Part of a data file:
● ● ● ● ●

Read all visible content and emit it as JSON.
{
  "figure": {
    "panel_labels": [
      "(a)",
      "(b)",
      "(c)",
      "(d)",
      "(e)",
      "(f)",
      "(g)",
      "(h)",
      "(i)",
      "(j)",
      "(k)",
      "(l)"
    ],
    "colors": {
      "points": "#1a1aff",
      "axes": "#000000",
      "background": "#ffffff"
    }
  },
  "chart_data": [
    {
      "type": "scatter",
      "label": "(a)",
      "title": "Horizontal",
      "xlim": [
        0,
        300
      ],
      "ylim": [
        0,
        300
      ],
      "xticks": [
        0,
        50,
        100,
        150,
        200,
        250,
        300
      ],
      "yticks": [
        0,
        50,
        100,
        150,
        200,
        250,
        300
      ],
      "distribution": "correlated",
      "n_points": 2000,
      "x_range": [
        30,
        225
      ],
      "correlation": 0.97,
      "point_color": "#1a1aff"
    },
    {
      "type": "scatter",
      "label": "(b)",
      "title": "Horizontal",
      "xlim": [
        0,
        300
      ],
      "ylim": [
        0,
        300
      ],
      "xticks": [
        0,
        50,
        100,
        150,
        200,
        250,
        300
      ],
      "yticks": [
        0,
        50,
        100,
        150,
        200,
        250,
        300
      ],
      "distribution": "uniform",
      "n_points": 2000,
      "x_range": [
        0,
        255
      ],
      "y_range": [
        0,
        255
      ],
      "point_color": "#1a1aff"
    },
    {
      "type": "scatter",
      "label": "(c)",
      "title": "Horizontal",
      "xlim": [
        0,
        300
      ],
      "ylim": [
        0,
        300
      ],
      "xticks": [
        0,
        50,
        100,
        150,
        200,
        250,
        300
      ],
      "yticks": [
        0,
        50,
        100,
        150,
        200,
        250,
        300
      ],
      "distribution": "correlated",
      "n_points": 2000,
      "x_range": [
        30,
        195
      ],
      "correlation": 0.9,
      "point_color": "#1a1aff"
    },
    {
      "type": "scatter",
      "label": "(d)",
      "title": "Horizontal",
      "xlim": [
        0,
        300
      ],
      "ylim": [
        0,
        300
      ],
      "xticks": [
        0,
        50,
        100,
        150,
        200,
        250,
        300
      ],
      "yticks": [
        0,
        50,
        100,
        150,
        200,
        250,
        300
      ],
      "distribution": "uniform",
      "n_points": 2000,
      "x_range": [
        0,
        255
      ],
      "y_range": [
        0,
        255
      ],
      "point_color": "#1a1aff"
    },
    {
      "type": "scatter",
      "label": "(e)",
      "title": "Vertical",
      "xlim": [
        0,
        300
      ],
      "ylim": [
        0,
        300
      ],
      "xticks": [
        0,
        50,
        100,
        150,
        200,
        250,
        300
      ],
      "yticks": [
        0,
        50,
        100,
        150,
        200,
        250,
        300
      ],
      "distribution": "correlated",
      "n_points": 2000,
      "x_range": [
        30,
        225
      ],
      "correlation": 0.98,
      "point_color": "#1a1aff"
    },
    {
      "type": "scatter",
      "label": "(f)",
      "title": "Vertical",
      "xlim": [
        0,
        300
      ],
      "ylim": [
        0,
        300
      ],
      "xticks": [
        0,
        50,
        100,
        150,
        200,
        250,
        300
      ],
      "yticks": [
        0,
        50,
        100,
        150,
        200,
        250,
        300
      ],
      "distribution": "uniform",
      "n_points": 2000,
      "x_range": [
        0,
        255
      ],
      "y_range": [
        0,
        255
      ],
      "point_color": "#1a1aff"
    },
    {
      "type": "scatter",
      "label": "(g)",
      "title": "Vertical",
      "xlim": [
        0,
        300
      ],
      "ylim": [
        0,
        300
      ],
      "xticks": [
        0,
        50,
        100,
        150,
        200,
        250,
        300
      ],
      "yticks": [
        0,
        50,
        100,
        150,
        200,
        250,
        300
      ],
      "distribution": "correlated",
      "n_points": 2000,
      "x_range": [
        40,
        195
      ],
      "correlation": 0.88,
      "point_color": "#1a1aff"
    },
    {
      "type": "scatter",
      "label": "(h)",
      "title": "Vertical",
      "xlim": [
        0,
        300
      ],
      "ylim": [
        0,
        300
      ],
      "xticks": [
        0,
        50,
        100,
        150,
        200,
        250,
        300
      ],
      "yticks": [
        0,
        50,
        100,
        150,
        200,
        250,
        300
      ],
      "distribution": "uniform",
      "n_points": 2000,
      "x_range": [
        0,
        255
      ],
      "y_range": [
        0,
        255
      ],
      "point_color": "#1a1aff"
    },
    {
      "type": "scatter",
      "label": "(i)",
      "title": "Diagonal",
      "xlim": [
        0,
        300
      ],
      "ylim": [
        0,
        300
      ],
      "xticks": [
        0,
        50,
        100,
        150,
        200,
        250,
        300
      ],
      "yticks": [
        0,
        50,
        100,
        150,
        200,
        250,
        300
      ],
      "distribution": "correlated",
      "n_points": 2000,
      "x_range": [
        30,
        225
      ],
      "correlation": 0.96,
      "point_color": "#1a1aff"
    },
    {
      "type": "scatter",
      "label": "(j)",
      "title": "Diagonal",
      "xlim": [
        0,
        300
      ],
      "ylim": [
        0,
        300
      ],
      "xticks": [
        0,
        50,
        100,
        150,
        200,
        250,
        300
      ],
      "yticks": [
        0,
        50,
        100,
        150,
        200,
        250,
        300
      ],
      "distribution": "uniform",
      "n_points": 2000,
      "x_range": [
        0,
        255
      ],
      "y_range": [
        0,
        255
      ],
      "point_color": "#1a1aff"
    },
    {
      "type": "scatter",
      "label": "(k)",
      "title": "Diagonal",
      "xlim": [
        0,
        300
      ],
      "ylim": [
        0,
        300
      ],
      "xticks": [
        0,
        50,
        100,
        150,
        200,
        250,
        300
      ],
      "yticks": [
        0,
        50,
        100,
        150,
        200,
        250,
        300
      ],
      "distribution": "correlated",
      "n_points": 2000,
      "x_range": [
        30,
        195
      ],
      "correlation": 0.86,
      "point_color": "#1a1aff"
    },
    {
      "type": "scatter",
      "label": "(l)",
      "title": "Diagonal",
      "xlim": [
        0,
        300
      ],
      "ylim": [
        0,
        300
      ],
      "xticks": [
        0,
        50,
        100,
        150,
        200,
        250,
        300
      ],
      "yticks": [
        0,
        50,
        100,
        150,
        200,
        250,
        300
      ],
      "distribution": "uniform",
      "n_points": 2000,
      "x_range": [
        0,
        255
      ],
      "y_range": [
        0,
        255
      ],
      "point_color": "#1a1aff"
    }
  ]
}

● ● ● ● ●

Every record should be repeated exactly; please leave none out.

### Completed exercise
Read all visible content and emit it as JSON.
{
  "figure": {
    "panel_labels": [
      "(a)",
      "(b)",
      "(c)",
      "(d)",
      "(e)",
      "(f)",
      "(g)",
      "(h)",
      "(i)",
      "(j)",
      "(k)",
      "(l)"
    ],
    "colors": {
      "points": "#1a1aff",
      "axes": "#000000",
      "background": "#ffffff"
    }
  },
  "chart_data": [
    {
      "type": "scatter",
      "label": "(a)",
      "title": "Horizontal",
      "xlim": [
        0,
        300
      ],
      "ylim": [
        0,
        300
      ],
      "xticks": [
        0,
        50,
        100,
        150,
        200,
        250,
        300
      ],
      "yticks": [
        0,
        50,
        100,
        150,
        200,
        250,
        300
      ],
      "distribution": "correlated",
      "n_points": 2000,
      "x_range": [
        30,
        225
      ],
      "correlation": 0.97,
      "point_color": "#1a1aff"
    },
    {
      "type": "scatter",
      "label": "(b)",
      "title": "Horizontal",
      "xlim": [
        0,
        300
      ],
      "ylim": [
        0,
        300
      ],
      "xticks": [
        0,
        50,
        100,
        150,
        200,
        250,
        300
      ],
      "yticks": [
        0,
        50,
        100,
        150,
        200,
        250,
        300
      ],
      "distribution": "uniform",
      "n_points": 2000,
      "x_range": [
        0,
        255
      ],
      "y_range": [
        0,
        255
      ],
      "point_color": "#1a1aff"
    },
    {
      "type": "scatter",
      "label": "(c)",
      "title": "Horizontal",
      "xlim": [
        0,
        300
      ],
      "ylim": [
        0,
        300
      ],
      "xticks": [
        0,
        50,
        100,
        150,
        200,
        250,
        300
      ],
      "yticks": [
        0,
        50,
        100,
        150,
        200,
        250,
        300
      ],
      "distribution": "correlated",
      "n_points": 2000,
      "x_range": [
        30,
        195
      ],
      "correlation": 0.9,
      "point_color": "#1a1aff"
    },
    {
      "type": "scatter",
      "label": "(d)",
      "title": "Horizontal",
      "xlim": [
        0,
        300
      ],
      "ylim": [
        0,
        300
      ],
      "xticks": [
        0,
        50,
        100,
        150,
        200,
        250,
        300
      ],
      "yticks": [
        0,
        50,
        100,
        150,
        200,
        250,
        300
      ],
      "distribution": "uniform",
      "n_points": 2000,
      "x_range": [
        0,
        255
      ],
      "y_range": [
        0,
        255
      ],
      "point_color": "#1a1aff"
    },
    {
      "type": "scatter",
      "label": "(e)",
      "title": "Vertical",
      "xlim": [
        0,
        300
      ],
      "ylim": [
        0,
        300
      ],
      "xticks": [
        0,
        50,
        100,
        150,
        200,
        250,
        300
      ],
      "yticks": [
        0,
        50,
        100,
        150,
        200,
        250,
        300
      ],
      "distribution": "correlated",
      "n_points": 2000,
      "x_range": [
        30,
        225
      ],
      "correlation": 0.98,
      "point_color": "#1a1aff"
    },
    {
      "type": "scatter",
      "label": "(f)",
      "title": "Vertical",
      "xlim": [
        0,
        300
      ],
      "ylim": [
        0,
        300
      ],
      "xticks": [
        0,
        50,
        100,
        150,
        200,
        250,
        300
      ],
      "yticks": [
        0,
        50,
        100,
        150,
        200,
        250,
        300
      ],
      "distribution": "uniform",
      "n_points": 2000,
      "x_range": [
        0,
        255
      ],
      "y_range": [
        0,
        255
      ],
      "point_color": "#1a1aff"
    },
    {
      "type": "scatter",
      "label": "(g)",
      "title": "Vertical",
      "xlim": [
        0,
        300
      ],
      "ylim": [
        0,
        300
      ],
      "xticks": [
        0,
        50,
        100,
        150,
        200,
        250,
        300
      ],
      "yticks": [
        0,
        50,
        100,
        150,
        200,
        250,
        300
      ],
      "distribution": "correlated",
      "n_points": 2000,
      "x_range": [
        40,
        195
      ],
      "correlation": 0.88,
      "point_color": "#1a1aff"
    },
    {
      "type": "scatter",
      "label": "(h)",
      "title": "Vertical",
      "xlim": [
        0,
        300
      ],
      "ylim": [
        0,
        300
      ],
      "xticks": [
        0,
        50,
        100,
        150,
        200,
        250,
        300
      ],
      "yticks": [
        0,
        50,
        100,
        150,
        200,
        250,
        300
      ],
      "distribution": "uniform",
      "n_points": 2000,
      "x_range": [
        0,
        255
      ],
      "y_range": [
        0,
        255
      ],
      "point_color": "#1a1aff"
    },
    {
      "type": "scatter",
      "label": "(i)",
      "title": "Diagonal",
      "xlim": [
        0,
        300
      ],
      "ylim": [
        0,
        300
      ],
      "xticks": [
        0,
        50,
        100,
        150,
        200,
        250,
        300
      ],
      "yticks": [
        0,
        50,
        100,
        150,
        200,
        250,
        300
      ],
      "distribution": "correlated",
      "n_points": 2000,
      "x_range": [
        30,
        225
      ],
      "correlation": 0.96,
      "point_color": "#1a1aff"
    },
    {
      "type": "scatter",
      "label": "(j)",
      "title": "Diagonal",
      "xlim": [
        0,
        300
      ],
      "ylim": [
        0,
        300
      ],
      "xticks": [
        0,
        50,
        100,
        150,
        200,
        250,
        300
      ],
      "yticks": [
        0,
        50,
        100,
        150,
        200,
        250,
        300
      ],
      "distribution": "uniform",
      "n_points": 2000,
      "x_range": [
        0,
        255
      ],
      "y_range": [
        0,
        255
      ],
      "point_color": "#1a1aff"
    },
    {
      "type": "scatter",
      "label": "(k)",
      "title": "Diagonal",
      "xlim": [
        0,
        300
      ],
      "ylim": [
        0,
        300
      ],
      "xticks": [
        0,
        50,
        100,
        150,
        200,
        250,
        300
      ],
      "yticks": [
        0,
        50,
        100,
        150,
        200,
        250,
        300
      ],
      "distribution": "correlated",
      "n_points": 2000,
      "x_range": [
        30,
        195
      ],
      "correlation": 0.86,
      "point_color": "#1a1aff"
    },
    {
      "type": "scatter",
      "label": "(l)",
      "title": "Diagonal",
      "xlim": [
        0,
        300
      ],
      "ylim": [
        0,
        300
      ],
      "xticks": [
        0,
        50,
        100,
        150,
        200,
        250,
        300
      ],
      "yticks": [
        0,
        50,
        100,
        150,
        200,
        250,
        300
      ],
      "distribution": "uniform",
      "n_points": 2000,
      "x_range": [
        0,
        255
      ],
      "y_range": [
        0,
        255
      ],
      "point_color": "#1a1aff"
    }
  ]
}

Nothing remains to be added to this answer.